CHALLENGE |
Give the data below again exactly as written, without its pictures.

SUPPLIED MATERIAL |

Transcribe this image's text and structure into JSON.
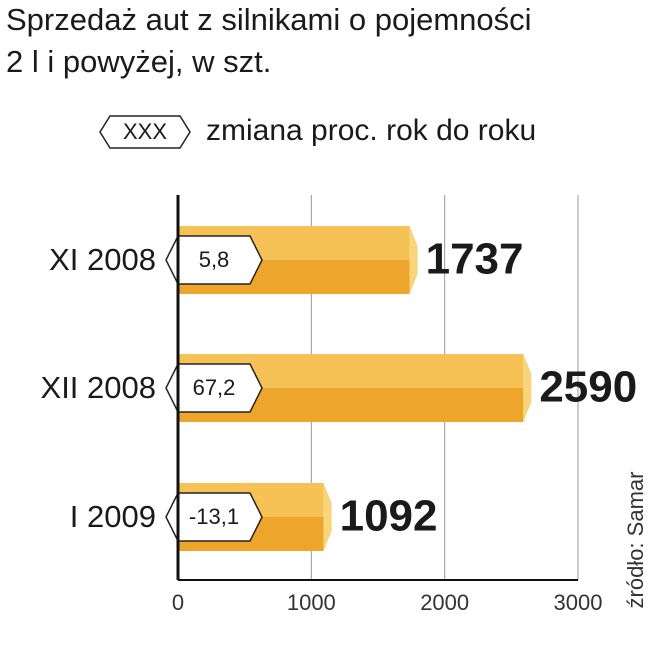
{
  "chart_data": {
    "type": "bar",
    "orientation": "horizontal",
    "title": [
      "Sprzedaż aut z silnikami o pojemności",
      "2 l i powyżej, w szt."
    ],
    "legend": {
      "symbol": "XXX",
      "label": "zmiana proc. rok do roku"
    },
    "categories": [
      "XI 2008",
      "XII 2008",
      "I 2009"
    ],
    "values": [
      1737,
      2590,
      1092
    ],
    "changes": [
      "5,8",
      "67,2",
      "-13,1"
    ],
    "color": "#eea52b",
    "xlim": [
      0,
      3000
    ],
    "xticks": [
      0,
      1000,
      2000,
      3000
    ],
    "grid": true,
    "source": "źródło: Samar"
  }
}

RESPONSE TO THE EXERCISE |
Transcribe this image's text and structure into JSON.
{
  "chart_data": {
    "type": "bar",
    "orientation": "horizontal",
    "title": [
      "Sprzedaż aut z silnikami o pojemności",
      "2 l i powyżej, w szt."
    ],
    "legend": {
      "symbol": "XXX",
      "label": "zmiana proc. rok do roku"
    },
    "categories": [
      "XI 2008",
      "XII 2008",
      "I 2009"
    ],
    "values": [
      1737,
      2590,
      1092
    ],
    "changes": [
      "5,8",
      "67,2",
      "-13,1"
    ],
    "color": "#eea52b",
    "xlim": [
      0,
      3000
    ],
    "xticks": [
      0,
      1000,
      2000,
      3000
    ],
    "grid": true,
    "source": "źródło: Samar"
  }
}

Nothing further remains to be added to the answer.